SET EXERCISE: Extract the text of every entry below exactly; leave images out.

AVAILABLE RECORDS:

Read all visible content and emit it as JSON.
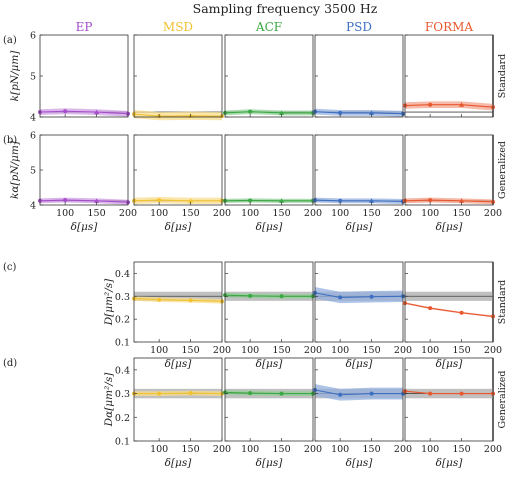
{
  "title": "Sampling frequency 3500 Hz",
  "row_labels": [
    "(a)",
    "(b)",
    "(c)",
    "(d)"
  ],
  "side_labels": [
    "Standard",
    "Generalized",
    "Standard",
    "Generalized"
  ],
  "x_label": "δ[μs]",
  "colors": {
    "EP": "#a64dcc",
    "MSD": "#f2c230",
    "ACF": "#3aa843",
    "PSD": "#3d6fc2",
    "FORMA": "#e8582e",
    "band": "#b5b5b5"
  },
  "chart_data": [
    {
      "type": "scatter",
      "ylabel": "k[pN/μm]",
      "ylim": [
        4,
        6
      ],
      "yticks": [
        4,
        5,
        6
      ],
      "xlim": [
        60,
        200
      ],
      "xticks": [
        100,
        150,
        200
      ],
      "reference": 4.12,
      "series": [
        {
          "name": "EP",
          "x": [
            60,
            100,
            150,
            200
          ],
          "y": [
            4.12,
            4.14,
            4.12,
            4.08
          ],
          "band": 0.07
        },
        {
          "name": "MSD",
          "x": [
            60,
            100,
            150,
            200
          ],
          "y": [
            4.07,
            4.02,
            4.03,
            4.02
          ],
          "band": 0.1
        },
        {
          "name": "ACF",
          "x": [
            60,
            100,
            150,
            200
          ],
          "y": [
            4.1,
            4.13,
            4.1,
            4.1
          ],
          "band": 0.06
        },
        {
          "name": "PSD",
          "x": [
            60,
            100,
            150,
            200
          ],
          "y": [
            4.13,
            4.1,
            4.1,
            4.08
          ],
          "band": 0.07
        },
        {
          "name": "FORMA",
          "x": [
            60,
            100,
            150,
            200
          ],
          "y": [
            4.28,
            4.3,
            4.3,
            4.24
          ],
          "band": 0.08
        }
      ]
    },
    {
      "type": "scatter",
      "ylabel": "kα[pN/μm]",
      "ylim": [
        4,
        6
      ],
      "yticks": [
        4,
        5,
        6
      ],
      "xlim": [
        60,
        200
      ],
      "xticks": [
        100,
        150,
        200
      ],
      "xtick_labels": [
        "100",
        "150",
        "200"
      ],
      "reference": 4.12,
      "series": [
        {
          "name": "EP",
          "x": [
            60,
            100,
            150,
            200
          ],
          "y": [
            4.12,
            4.14,
            4.12,
            4.08
          ],
          "band": 0.07
        },
        {
          "name": "MSD",
          "x": [
            60,
            100,
            150,
            200
          ],
          "y": [
            4.12,
            4.14,
            4.12,
            4.12
          ],
          "band": 0.09
        },
        {
          "name": "ACF",
          "x": [
            60,
            100,
            150,
            200
          ],
          "y": [
            4.12,
            4.13,
            4.12,
            4.12
          ],
          "band": 0.06
        },
        {
          "name": "PSD",
          "x": [
            60,
            100,
            150,
            200
          ],
          "y": [
            4.14,
            4.12,
            4.12,
            4.1
          ],
          "band": 0.07
        },
        {
          "name": "FORMA",
          "x": [
            60,
            100,
            150,
            200
          ],
          "y": [
            4.12,
            4.14,
            4.12,
            4.09
          ],
          "band": 0.07
        }
      ]
    },
    {
      "type": "scatter",
      "ylabel": "D[μm²/s]",
      "ylim": [
        0.1,
        0.45
      ],
      "yticks": [
        0.1,
        0.2,
        0.3,
        0.4
      ],
      "xlim": [
        60,
        200
      ],
      "xticks": [
        100,
        150,
        200
      ],
      "reference": 0.3,
      "reference_band": [
        0.28,
        0.32
      ],
      "series": [
        {
          "name": "MSD",
          "x": [
            60,
            100,
            150,
            200
          ],
          "y": [
            0.29,
            0.285,
            0.282,
            0.278
          ],
          "band": 0.01
        },
        {
          "name": "ACF",
          "x": [
            60,
            100,
            150,
            200
          ],
          "y": [
            0.305,
            0.302,
            0.3,
            0.3
          ],
          "band": 0.01
        },
        {
          "name": "PSD",
          "x": [
            60,
            100,
            150,
            200
          ],
          "y": [
            0.315,
            0.295,
            0.298,
            0.3
          ],
          "band": 0.025
        },
        {
          "name": "FORMA",
          "x": [
            60,
            100,
            150,
            200
          ],
          "y": [
            0.27,
            0.248,
            0.228,
            0.212
          ],
          "band": 0.004
        }
      ]
    },
    {
      "type": "scatter",
      "ylabel": "Dα[μm²/s]",
      "ylim": [
        0.1,
        0.45
      ],
      "yticks": [
        0.1,
        0.2,
        0.3,
        0.4
      ],
      "xlim": [
        60,
        200
      ],
      "xticks": [
        100,
        150,
        200
      ],
      "reference": 0.3,
      "reference_band": [
        0.28,
        0.32
      ],
      "series": [
        {
          "name": "MSD",
          "x": [
            60,
            100,
            150,
            200
          ],
          "y": [
            0.3,
            0.3,
            0.302,
            0.3
          ],
          "band": 0.01
        },
        {
          "name": "ACF",
          "x": [
            60,
            100,
            150,
            200
          ],
          "y": [
            0.305,
            0.302,
            0.3,
            0.3
          ],
          "band": 0.01
        },
        {
          "name": "PSD",
          "x": [
            60,
            100,
            150,
            200
          ],
          "y": [
            0.315,
            0.295,
            0.3,
            0.3
          ],
          "band": 0.025
        },
        {
          "name": "FORMA",
          "x": [
            60,
            100,
            150,
            200
          ],
          "y": [
            0.31,
            0.3,
            0.3,
            0.3
          ],
          "band": 0.003
        }
      ]
    }
  ]
}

EXERCISE ANSWER:
Read all visible content and emit it as JSON.
{
  "title": "Sampling frequency 3500 Hz",
  "row_labels": [
    "(a)",
    "(b)",
    "(c)",
    "(d)"
  ],
  "side_labels": [
    "Standard",
    "Generalized",
    "Standard",
    "Generalized"
  ],
  "x_label": "δ[μs]",
  "colors": {
    "EP": "#a64dcc",
    "MSD": "#f2c230",
    "ACF": "#3aa843",
    "PSD": "#3d6fc2",
    "FORMA": "#e8582e",
    "band": "#b5b5b5"
  },
  "chart_data": [
    {
      "type": "scatter",
      "ylabel": "k[pN/μm]",
      "ylim": [
        4,
        6
      ],
      "yticks": [
        4,
        5,
        6
      ],
      "xlim": [
        60,
        200
      ],
      "xticks": [
        100,
        150,
        200
      ],
      "reference": 4.12,
      "series": [
        {
          "name": "EP",
          "x": [
            60,
            100,
            150,
            200
          ],
          "y": [
            4.12,
            4.14,
            4.12,
            4.08
          ],
          "band": 0.07
        },
        {
          "name": "MSD",
          "x": [
            60,
            100,
            150,
            200
          ],
          "y": [
            4.07,
            4.02,
            4.03,
            4.02
          ],
          "band": 0.1
        },
        {
          "name": "ACF",
          "x": [
            60,
            100,
            150,
            200
          ],
          "y": [
            4.1,
            4.13,
            4.1,
            4.1
          ],
          "band": 0.06
        },
        {
          "name": "PSD",
          "x": [
            60,
            100,
            150,
            200
          ],
          "y": [
            4.13,
            4.1,
            4.1,
            4.08
          ],
          "band": 0.07
        },
        {
          "name": "FORMA",
          "x": [
            60,
            100,
            150,
            200
          ],
          "y": [
            4.28,
            4.3,
            4.3,
            4.24
          ],
          "band": 0.08
        }
      ]
    },
    {
      "type": "scatter",
      "ylabel": "kα[pN/μm]",
      "ylim": [
        4,
        6
      ],
      "yticks": [
        4,
        5,
        6
      ],
      "xlim": [
        60,
        200
      ],
      "xticks": [
        100,
        150,
        200
      ],
      "xtick_labels": [
        "100",
        "150",
        "200"
      ],
      "reference": 4.12,
      "series": [
        {
          "name": "EP",
          "x": [
            60,
            100,
            150,
            200
          ],
          "y": [
            4.12,
            4.14,
            4.12,
            4.08
          ],
          "band": 0.07
        },
        {
          "name": "MSD",
          "x": [
            60,
            100,
            150,
            200
          ],
          "y": [
            4.12,
            4.14,
            4.12,
            4.12
          ],
          "band": 0.09
        },
        {
          "name": "ACF",
          "x": [
            60,
            100,
            150,
            200
          ],
          "y": [
            4.12,
            4.13,
            4.12,
            4.12
          ],
          "band": 0.06
        },
        {
          "name": "PSD",
          "x": [
            60,
            100,
            150,
            200
          ],
          "y": [
            4.14,
            4.12,
            4.12,
            4.1
          ],
          "band": 0.07
        },
        {
          "name": "FORMA",
          "x": [
            60,
            100,
            150,
            200
          ],
          "y": [
            4.12,
            4.14,
            4.12,
            4.09
          ],
          "band": 0.07
        }
      ]
    },
    {
      "type": "scatter",
      "ylabel": "D[μm²/s]",
      "ylim": [
        0.1,
        0.45
      ],
      "yticks": [
        0.1,
        0.2,
        0.3,
        0.4
      ],
      "xlim": [
        60,
        200
      ],
      "xticks": [
        100,
        150,
        200
      ],
      "reference": 0.3,
      "reference_band": [
        0.28,
        0.32
      ],
      "series": [
        {
          "name": "MSD",
          "x": [
            60,
            100,
            150,
            200
          ],
          "y": [
            0.29,
            0.285,
            0.282,
            0.278
          ],
          "band": 0.01
        },
        {
          "name": "ACF",
          "x": [
            60,
            100,
            150,
            200
          ],
          "y": [
            0.305,
            0.302,
            0.3,
            0.3
          ],
          "band": 0.01
        },
        {
          "name": "PSD",
          "x": [
            60,
            100,
            150,
            200
          ],
          "y": [
            0.315,
            0.295,
            0.298,
            0.3
          ],
          "band": 0.025
        },
        {
          "name": "FORMA",
          "x": [
            60,
            100,
            150,
            200
          ],
          "y": [
            0.27,
            0.248,
            0.228,
            0.212
          ],
          "band": 0.004
        }
      ]
    },
    {
      "type": "scatter",
      "ylabel": "Dα[μm²/s]",
      "ylim": [
        0.1,
        0.45
      ],
      "yticks": [
        0.1,
        0.2,
        0.3,
        0.4
      ],
      "xlim": [
        60,
        200
      ],
      "xticks": [
        100,
        150,
        200
      ],
      "reference": 0.3,
      "reference_band": [
        0.28,
        0.32
      ],
      "series": [
        {
          "name": "MSD",
          "x": [
            60,
            100,
            150,
            200
          ],
          "y": [
            0.3,
            0.3,
            0.302,
            0.3
          ],
          "band": 0.01
        },
        {
          "name": "ACF",
          "x": [
            60,
            100,
            150,
            200
          ],
          "y": [
            0.305,
            0.302,
            0.3,
            0.3
          ],
          "band": 0.01
        },
        {
          "name": "PSD",
          "x": [
            60,
            100,
            150,
            200
          ],
          "y": [
            0.315,
            0.295,
            0.3,
            0.3
          ],
          "band": 0.025
        },
        {
          "name": "FORMA",
          "x": [
            60,
            100,
            150,
            200
          ],
          "y": [
            0.31,
            0.3,
            0.3,
            0.3
          ],
          "band": 0.003
        }
      ]
    }
  ]
}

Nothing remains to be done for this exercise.